REQUIRED WORK:
Find each line below that includes "JSON", then copy it.

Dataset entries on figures
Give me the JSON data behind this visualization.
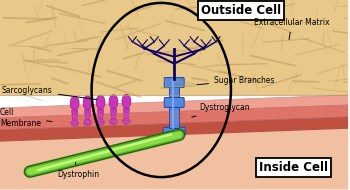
{
  "fig_width": 3.5,
  "fig_height": 1.9,
  "dpi": 100,
  "bg_color": "#f5f5f0",
  "ecm_color_main": "#d4a96a",
  "ecm_color_light": "#e8c98a",
  "ecm_fiber_color": "#b8945a",
  "membrane_pink": "#f0a090",
  "membrane_red": "#e07060",
  "membrane_dark_red": "#c05040",
  "inside_color": "#f0c0a0",
  "sarc_color": "#cc33bb",
  "sarc_edge": "#882288",
  "protein_blue": "#5588dd",
  "protein_dark": "#2244aa",
  "protein_mid": "#4477cc",
  "branch_color": "#110066",
  "dystrophin_green": "#88dd44",
  "dystrophin_dark": "#226611",
  "dystrophin_mid": "#55aa22",
  "dystrophin_highlight": "#ccff88",
  "label_fs": 5.5,
  "title_fs": 8.5,
  "outside_cell_text": "Outside Cell",
  "inside_cell_text": "Inside Cell",
  "ecm_text": "Extracellular Matrix",
  "sarc_text": "Sarcoglycans",
  "membrane_text": "Cell\nMembrane",
  "sugar_text": "Sugar Branches",
  "dystroglycan_text": "Dystroglycan",
  "dystrophin_text": "Dystrophin"
}
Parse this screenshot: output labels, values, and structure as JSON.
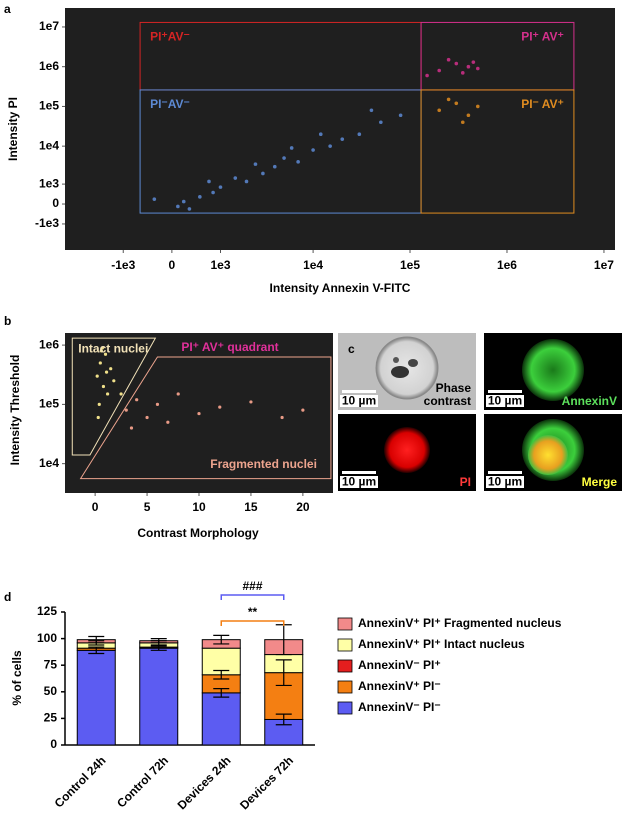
{
  "panel_labels": [
    "a",
    "b",
    "c",
    "d"
  ],
  "chart_data": [
    {
      "type": "scatter",
      "scale": "biexponential",
      "background": "#1f1f1f",
      "xlabel": "Intensity Annexin V-FITC",
      "ylabel": "Intensity PI",
      "xlim": [
        -4400,
        13000000
      ],
      "ylim": [
        -5000,
        30000000
      ],
      "xticks": [
        {
          "value": -1000,
          "label": "-1e3"
        },
        0,
        {
          "value": 1000,
          "label": "1e3"
        },
        {
          "value": 10000,
          "label": "1e4"
        },
        {
          "value": 100000,
          "label": "1e5"
        },
        {
          "value": 1000000,
          "label": "1e6"
        },
        {
          "value": 10000000,
          "label": "1e7"
        }
      ],
      "yticks": [
        {
          "value": -1000,
          "label": "-1e3"
        },
        0,
        {
          "value": 1000,
          "label": "1e3"
        },
        {
          "value": 10000,
          "label": "1e4"
        },
        {
          "value": 100000,
          "label": "1e5"
        },
        {
          "value": 1000000,
          "label": "1e6"
        },
        {
          "value": 10000000,
          "label": "1e7"
        }
      ],
      "gates": [
        {
          "label": "PI⁺AV⁻",
          "color": "#d42424",
          "label_position": "top-left",
          "x": [
            -580,
            130000
          ],
          "y": [
            260000,
            13000000
          ]
        },
        {
          "label": "PI⁺ AV⁺",
          "color": "#d4308c",
          "label_position": "top-right",
          "x": [
            130000,
            4900000
          ],
          "y": [
            260000,
            13000000
          ]
        },
        {
          "label": "PI⁻AV⁻",
          "color": "#5d8ad4",
          "label_position": "top-left",
          "x": [
            -580,
            130000
          ],
          "y": [
            -384,
            260000
          ]
        },
        {
          "label": "PI⁻ AV⁺",
          "color": "#e08c20",
          "label_position": "top-right",
          "x": [
            130000,
            4900000
          ],
          "y": [
            -384,
            260000
          ]
        }
      ],
      "x": [
        200,
        500,
        800,
        300,
        1000,
        1500,
        2000,
        3000,
        4000,
        5000,
        7000,
        10000,
        15000,
        20000,
        30000,
        50000,
        80000,
        -300,
        100,
        2500,
        6000,
        12000,
        40000,
        700,
        200000,
        300000,
        400000,
        250000,
        500000,
        350000,
        200000,
        300000,
        400000,
        250000,
        500000,
        350000,
        150000,
        450000
      ],
      "values": [
        100,
        300,
        500,
        -200,
        800,
        1500,
        1200,
        2000,
        3000,
        5000,
        4000,
        8000,
        10000,
        15000,
        20000,
        40000,
        60000,
        200,
        -100,
        3500,
        9000,
        20000,
        80000,
        1200,
        80000,
        120000,
        60000,
        150000,
        100000,
        40000,
        800000,
        1200000,
        1000000,
        1500000,
        900000,
        700000,
        600000,
        1300000
      ]
    },
    {
      "type": "scatter",
      "yscale": "log",
      "background": "#1f1f1f",
      "xlabel": "Contrast Morphology",
      "ylabel": "Intensity Threshold",
      "annotation": "PI⁺ AV⁺  quadrant",
      "annotation_color": "#e0309a",
      "xlim": [
        -2.9,
        22.9
      ],
      "ylim": [
        3200,
        1600000
      ],
      "xticks": [
        0,
        5,
        10,
        15,
        20
      ],
      "yticks": [
        {
          "value": 10000,
          "label": "1e4"
        },
        {
          "value": 100000,
          "label": "1e5"
        },
        {
          "value": 1000000,
          "label": "1e6"
        }
      ],
      "gates": [
        {
          "label": "Intact nuclei",
          "color": "#f2e2b8",
          "point_color": "#f0e08a",
          "label_position": "top-left",
          "x": [
            -2.2,
            5.8,
            -0.5,
            -2.2
          ],
          "y": [
            1310000,
            1310000,
            14000,
            14000
          ]
        },
        {
          "label": "Fragmented nuclei",
          "color": "#eca48e",
          "point_color": "#e89a86",
          "label_position": "bottom-right",
          "x": [
            6,
            22.7,
            22.7,
            -1.4
          ],
          "y": [
            630000,
            630000,
            5600,
            5600
          ]
        }
      ],
      "x": [
        0.2,
        0.5,
        0.8,
        1,
        1.2,
        0.4,
        1.5,
        0.6,
        1.8,
        0.3,
        1.1,
        0.7,
        2.5,
        3,
        4,
        5,
        6,
        8,
        10,
        12,
        15,
        18,
        20,
        3.5,
        7
      ],
      "values": [
        300000,
        500000,
        200000,
        700000,
        150000,
        100000,
        400000,
        800000,
        250000,
        60000,
        350000,
        900000,
        150000,
        80000,
        120000,
        60000,
        100000,
        150000,
        70000,
        90000,
        110000,
        60000,
        80000,
        40000,
        50000
      ]
    },
    {
      "type": "bar",
      "stacked": true,
      "ylabel": "% of cells",
      "categories": [
        "Control 24h",
        "Control 72h",
        "Devices 24h",
        "Devices 72h"
      ],
      "ylim": [
        0,
        125
      ],
      "yticks": [
        0,
        25,
        50,
        75,
        100,
        125
      ],
      "series": [
        {
          "name": "AnnexinV⁻ PI⁻",
          "color": "#5c5cf2",
          "values": [
            89,
            91,
            49,
            24
          ],
          "errors": [
            3,
            2,
            4,
            5
          ]
        },
        {
          "name": "AnnexinV⁺ PI⁻",
          "color": "#f47f12",
          "values": [
            2,
            1,
            17,
            44
          ],
          "errors": [
            null,
            null,
            4,
            12
          ]
        },
        {
          "name": "AnnexinV⁻ PI⁺",
          "color": "#e41e1e",
          "values": [
            0,
            0,
            0,
            0
          ],
          "errors": [
            null,
            null,
            null,
            null
          ]
        },
        {
          "name": "AnnexinV⁺ PI⁺ Intact nucleus",
          "color": "#ffffa6",
          "values": [
            5,
            4,
            25,
            17
          ],
          "errors": [
            2,
            2,
            null,
            null
          ]
        },
        {
          "name": "AnnexinV⁺ PI⁺ Fragmented nucleus",
          "color": "#f28a8a",
          "values": [
            3,
            2,
            8,
            14
          ],
          "errors": [
            3,
            2,
            4,
            14
          ]
        }
      ],
      "annotations": [
        {
          "text": "###",
          "color": "#5c5cf2",
          "span": [
            2,
            3
          ]
        },
        {
          "text": "**",
          "color": "#f47f12",
          "span": [
            2,
            3
          ]
        }
      ]
    }
  ],
  "images": [
    {
      "label": [
        "Phase",
        "contrast"
      ],
      "label_color": "#000000",
      "scale_bar": "10 µm"
    },
    {
      "label": [
        "AnnexinV"
      ],
      "label_color": "#5ce05c",
      "scale_bar": "10 µm"
    },
    {
      "label": [
        "PI"
      ],
      "label_color": "#ff3a3a",
      "scale_bar": "10 µm"
    },
    {
      "label": [
        "Merge"
      ],
      "label_color": "#ffff40",
      "scale_bar": "10 µm"
    }
  ]
}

RESPONSE TO THE EXERCISE:
Give me the JSON data behind this visualization.
Parse this screenshot: output labels, values, and structure as JSON.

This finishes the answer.